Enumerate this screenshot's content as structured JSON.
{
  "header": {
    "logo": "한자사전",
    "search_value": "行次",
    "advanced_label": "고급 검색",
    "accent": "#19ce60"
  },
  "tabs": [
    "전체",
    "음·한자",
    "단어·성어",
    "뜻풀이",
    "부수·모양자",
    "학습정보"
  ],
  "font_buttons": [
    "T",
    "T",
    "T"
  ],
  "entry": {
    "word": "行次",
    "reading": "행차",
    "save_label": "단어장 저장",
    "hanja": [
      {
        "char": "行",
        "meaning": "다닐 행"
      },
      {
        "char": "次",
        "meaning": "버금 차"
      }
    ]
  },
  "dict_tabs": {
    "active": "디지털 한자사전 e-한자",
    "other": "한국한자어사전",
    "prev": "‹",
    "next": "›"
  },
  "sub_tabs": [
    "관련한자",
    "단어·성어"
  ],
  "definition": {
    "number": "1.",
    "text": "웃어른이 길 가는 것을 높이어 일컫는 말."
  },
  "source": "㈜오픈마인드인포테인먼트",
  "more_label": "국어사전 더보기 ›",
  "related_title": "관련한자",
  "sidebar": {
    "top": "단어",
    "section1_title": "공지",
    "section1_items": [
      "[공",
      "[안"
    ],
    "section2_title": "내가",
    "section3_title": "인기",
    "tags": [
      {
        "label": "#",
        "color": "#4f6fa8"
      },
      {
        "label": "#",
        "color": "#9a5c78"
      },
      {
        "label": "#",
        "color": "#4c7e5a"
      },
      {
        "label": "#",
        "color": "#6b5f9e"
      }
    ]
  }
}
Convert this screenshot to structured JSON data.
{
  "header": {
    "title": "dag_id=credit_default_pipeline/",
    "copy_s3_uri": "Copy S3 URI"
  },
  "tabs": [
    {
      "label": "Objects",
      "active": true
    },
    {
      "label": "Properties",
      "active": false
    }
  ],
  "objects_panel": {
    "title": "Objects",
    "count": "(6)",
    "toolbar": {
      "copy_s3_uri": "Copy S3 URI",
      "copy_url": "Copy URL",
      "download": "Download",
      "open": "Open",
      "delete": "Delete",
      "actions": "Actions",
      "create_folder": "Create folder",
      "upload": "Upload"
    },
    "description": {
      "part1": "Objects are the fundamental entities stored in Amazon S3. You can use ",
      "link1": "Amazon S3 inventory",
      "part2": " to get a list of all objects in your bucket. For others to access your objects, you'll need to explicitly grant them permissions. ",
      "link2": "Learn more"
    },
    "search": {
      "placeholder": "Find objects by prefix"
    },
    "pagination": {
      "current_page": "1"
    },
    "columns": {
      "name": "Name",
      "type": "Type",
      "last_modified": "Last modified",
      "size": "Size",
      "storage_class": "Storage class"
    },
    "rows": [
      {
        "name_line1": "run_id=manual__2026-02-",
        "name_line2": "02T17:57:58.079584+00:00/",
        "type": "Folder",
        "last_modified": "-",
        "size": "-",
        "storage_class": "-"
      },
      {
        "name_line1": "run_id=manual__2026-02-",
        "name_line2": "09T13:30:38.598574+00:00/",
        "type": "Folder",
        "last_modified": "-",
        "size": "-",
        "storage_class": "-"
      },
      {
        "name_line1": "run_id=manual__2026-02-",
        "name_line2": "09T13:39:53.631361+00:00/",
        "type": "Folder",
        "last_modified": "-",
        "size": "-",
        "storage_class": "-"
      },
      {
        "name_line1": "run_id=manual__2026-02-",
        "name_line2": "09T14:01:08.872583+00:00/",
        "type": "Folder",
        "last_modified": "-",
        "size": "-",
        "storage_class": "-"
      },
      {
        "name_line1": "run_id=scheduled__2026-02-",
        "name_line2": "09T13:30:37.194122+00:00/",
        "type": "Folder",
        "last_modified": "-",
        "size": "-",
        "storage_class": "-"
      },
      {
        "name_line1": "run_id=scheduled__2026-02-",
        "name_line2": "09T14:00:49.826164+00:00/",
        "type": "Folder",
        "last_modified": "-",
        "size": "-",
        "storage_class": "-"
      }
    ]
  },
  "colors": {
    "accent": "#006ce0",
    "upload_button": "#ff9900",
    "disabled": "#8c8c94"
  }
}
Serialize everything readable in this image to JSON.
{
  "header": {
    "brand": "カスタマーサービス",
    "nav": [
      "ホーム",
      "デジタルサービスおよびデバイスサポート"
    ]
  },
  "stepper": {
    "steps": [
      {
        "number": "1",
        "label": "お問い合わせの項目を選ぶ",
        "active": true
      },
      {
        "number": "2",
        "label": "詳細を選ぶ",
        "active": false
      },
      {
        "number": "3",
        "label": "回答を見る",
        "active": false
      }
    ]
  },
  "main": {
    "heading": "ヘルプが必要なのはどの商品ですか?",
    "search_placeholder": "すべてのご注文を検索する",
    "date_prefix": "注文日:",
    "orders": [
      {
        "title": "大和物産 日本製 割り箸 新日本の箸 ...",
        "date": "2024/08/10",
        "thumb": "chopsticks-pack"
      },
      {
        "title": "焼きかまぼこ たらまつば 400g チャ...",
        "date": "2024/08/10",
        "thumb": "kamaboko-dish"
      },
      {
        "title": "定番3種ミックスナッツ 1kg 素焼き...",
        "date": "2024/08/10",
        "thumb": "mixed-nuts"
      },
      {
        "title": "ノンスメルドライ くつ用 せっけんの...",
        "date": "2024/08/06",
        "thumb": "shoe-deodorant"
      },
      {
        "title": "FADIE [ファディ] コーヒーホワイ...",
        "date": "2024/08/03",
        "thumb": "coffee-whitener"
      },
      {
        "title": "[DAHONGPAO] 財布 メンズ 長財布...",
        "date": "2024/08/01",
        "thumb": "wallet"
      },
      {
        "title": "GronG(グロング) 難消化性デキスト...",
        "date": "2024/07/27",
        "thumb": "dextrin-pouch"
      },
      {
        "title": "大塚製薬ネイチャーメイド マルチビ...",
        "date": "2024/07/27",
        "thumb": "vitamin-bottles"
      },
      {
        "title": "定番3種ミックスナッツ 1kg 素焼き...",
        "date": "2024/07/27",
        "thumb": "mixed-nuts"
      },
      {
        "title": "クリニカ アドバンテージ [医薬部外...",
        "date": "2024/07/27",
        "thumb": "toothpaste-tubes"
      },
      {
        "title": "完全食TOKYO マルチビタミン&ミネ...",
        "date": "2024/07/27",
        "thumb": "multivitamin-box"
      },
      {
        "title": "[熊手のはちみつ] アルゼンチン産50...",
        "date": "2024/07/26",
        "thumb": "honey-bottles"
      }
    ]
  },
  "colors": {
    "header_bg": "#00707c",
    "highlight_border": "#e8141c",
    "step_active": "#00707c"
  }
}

• Short problem: Extract every record. Keep wording exact.

• Problem solution:
Enumerate this screenshot's content as structured JSON.
{
  "header": {
    "logo": "한자사전",
    "search_value": "行次",
    "advanced_label": "고급 검색",
    "accent": "#19ce60"
  },
  "tabs": [
    "전체",
    "음·한자",
    "단어·성어",
    "뜻풀이",
    "부수·모양자",
    "학습정보"
  ],
  "font_buttons": [
    "T",
    "T",
    "T"
  ],
  "entry": {
    "word": "行次",
    "reading": "행차",
    "save_label": "단어장 저장",
    "hanja": [
      {
        "char": "行",
        "meaning": "다닐 행"
      },
      {
        "char": "次",
        "meaning": "버금 차"
      }
    ]
  },
  "dict_tabs": {
    "active": "디지털 한자사전 e-한자",
    "other": "한국한자어사전",
    "prev": "‹",
    "next": "›"
  },
  "sub_tabs": [
    "관련한자",
    "단어·성어"
  ],
  "definition": {
    "number": "1.",
    "text": "웃어른이 길 가는 것을 높이어 일컫는 말."
  },
  "source": "㈜오픈마인드인포테인먼트",
  "more_label": "국어사전 더보기 ›",
  "related_title": "관련한자",
  "sidebar": {
    "top": "단어",
    "section1_title": "공지",
    "section1_items": [
      "[공",
      "[안"
    ],
    "section2_title": "내가",
    "section3_title": "인기",
    "tags": [
      {
        "label": "#",
        "color": "#4f6fa8"
      },
      {
        "label": "#",
        "color": "#9a5c78"
      },
      {
        "label": "#",
        "color": "#4c7e5a"
      },
      {
        "label": "#",
        "color": "#6b5f9e"
      }
    ]
  }
}
Convert this screenshot to structured JSON data.
{
  "header": {
    "title": "dag_id=credit_default_pipeline/",
    "copy_s3_uri": "Copy S3 URI"
  },
  "tabs": [
    {
      "label": "Objects",
      "active": true
    },
    {
      "label": "Properties",
      "active": false
    }
  ],
  "objects_panel": {
    "title": "Objects",
    "count": "(6)",
    "toolbar": {
      "copy_s3_uri": "Copy S3 URI",
      "copy_url": "Copy URL",
      "download": "Download",
      "open": "Open",
      "delete": "Delete",
      "actions": "Actions",
      "create_folder": "Create folder",
      "upload": "Upload"
    },
    "description": {
      "part1": "Objects are the fundamental entities stored in Amazon S3. You can use ",
      "link1": "Amazon S3 inventory",
      "part2": " to get a list of all objects in your bucket. For others to access your objects, you'll need to explicitly grant them permissions. ",
      "link2": "Learn more"
    },
    "search": {
      "placeholder": "Find objects by prefix"
    },
    "pagination": {
      "current_page": "1"
    },
    "columns": {
      "name": "Name",
      "type": "Type",
      "last_modified": "Last modified",
      "size": "Size",
      "storage_class": "Storage class"
    },
    "rows": [
      {
        "name_line1": "run_id=manual__2026-02-",
        "name_line2": "02T17:57:58.079584+00:00/",
        "type": "Folder",
        "last_modified": "-",
        "size": "-",
        "storage_class": "-"
      },
      {
        "name_line1": "run_id=manual__2026-02-",
        "name_line2": "09T13:30:38.598574+00:00/",
        "type": "Folder",
        "last_modified": "-",
        "size": "-",
        "storage_class": "-"
      },
      {
        "name_line1": "run_id=manual__2026-02-",
        "name_line2": "09T13:39:53.631361+00:00/",
        "type": "Folder",
        "last_modified": "-",
        "size": "-",
        "storage_class": "-"
      },
      {
        "name_line1": "run_id=manual__2026-02-",
        "name_line2": "09T14:01:08.872583+00:00/",
        "type": "Folder",
        "last_modified": "-",
        "size": "-",
        "storage_class": "-"
      },
      {
        "name_line1": "run_id=scheduled__2026-02-",
        "name_line2": "09T13:30:37.194122+00:00/",
        "type": "Folder",
        "last_modified": "-",
        "size": "-",
        "storage_class": "-"
      },
      {
        "name_line1": "run_id=scheduled__2026-02-",
        "name_line2": "09T14:00:49.826164+00:00/",
        "type": "Folder",
        "last_modified": "-",
        "size": "-",
        "storage_class": "-"
      }
    ]
  },
  "colors": {
    "accent": "#006ce0",
    "upload_button": "#ff9900",
    "disabled": "#8c8c94"
  }
}
Serialize everything readable in this image to JSON.
{
  "header": {
    "brand": "カスタマーサービス",
    "nav": [
      "ホーム",
      "デジタルサービスおよびデバイスサポート"
    ]
  },
  "stepper": {
    "steps": [
      {
        "number": "1",
        "label": "お問い合わせの項目を選ぶ",
        "active": true
      },
      {
        "number": "2",
        "label": "詳細を選ぶ",
        "active": false
      },
      {
        "number": "3",
        "label": "回答を見る",
        "active": false
      }
    ]
  },
  "main": {
    "heading": "ヘルプが必要なのはどの商品ですか?",
    "search_placeholder": "すべてのご注文を検索する",
    "date_prefix": "注文日:",
    "orders": [
      {
        "title": "大和物産 日本製 割り箸 新日本の箸 ...",
        "date": "2024/08/10",
        "thumb": "chopsticks-pack"
      },
      {
        "title": "焼きかまぼこ たらまつば 400g チャ...",
        "date": "2024/08/10",
        "thumb": "kamaboko-dish"
      },
      {
        "title": "定番3種ミックスナッツ 1kg 素焼き...",
        "date": "2024/08/10",
        "thumb": "mixed-nuts"
      },
      {
        "title": "ノンスメルドライ くつ用 せっけんの...",
        "date": "2024/08/06",
        "thumb": "shoe-deodorant"
      },
      {
        "title": "FADIE [ファディ] コーヒーホワイ...",
        "date": "2024/08/03",
        "thumb": "coffee-whitener"
      },
      {
        "title": "[DAHONGPAO] 財布 メンズ 長財布...",
        "date": "2024/08/01",
        "thumb": "wallet"
      },
      {
        "title": "GronG(グロング) 難消化性デキスト...",
        "date": "2024/07/27",
        "thumb": "dextrin-pouch"
      },
      {
        "title": "大塚製薬ネイチャーメイド マルチビ...",
        "date": "2024/07/27",
        "thumb": "vitamin-bottles"
      },
      {
        "title": "定番3種ミックスナッツ 1kg 素焼き...",
        "date": "2024/07/27",
        "thumb": "mixed-nuts"
      },
      {
        "title": "クリニカ アドバンテージ [医薬部外...",
        "date": "2024/07/27",
        "thumb": "toothpaste-tubes"
      },
      {
        "title": "完全食TOKYO マルチビタミン&ミネ...",
        "date": "2024/07/27",
        "thumb": "multivitamin-box"
      },
      {
        "title": "[熊手のはちみつ] アルゼンチン産50...",
        "date": "2024/07/26",
        "thumb": "honey-bottles"
      }
    ]
  },
  "colors": {
    "header_bg": "#00707c",
    "highlight_border": "#e8141c",
    "step_active": "#00707c"
  }
}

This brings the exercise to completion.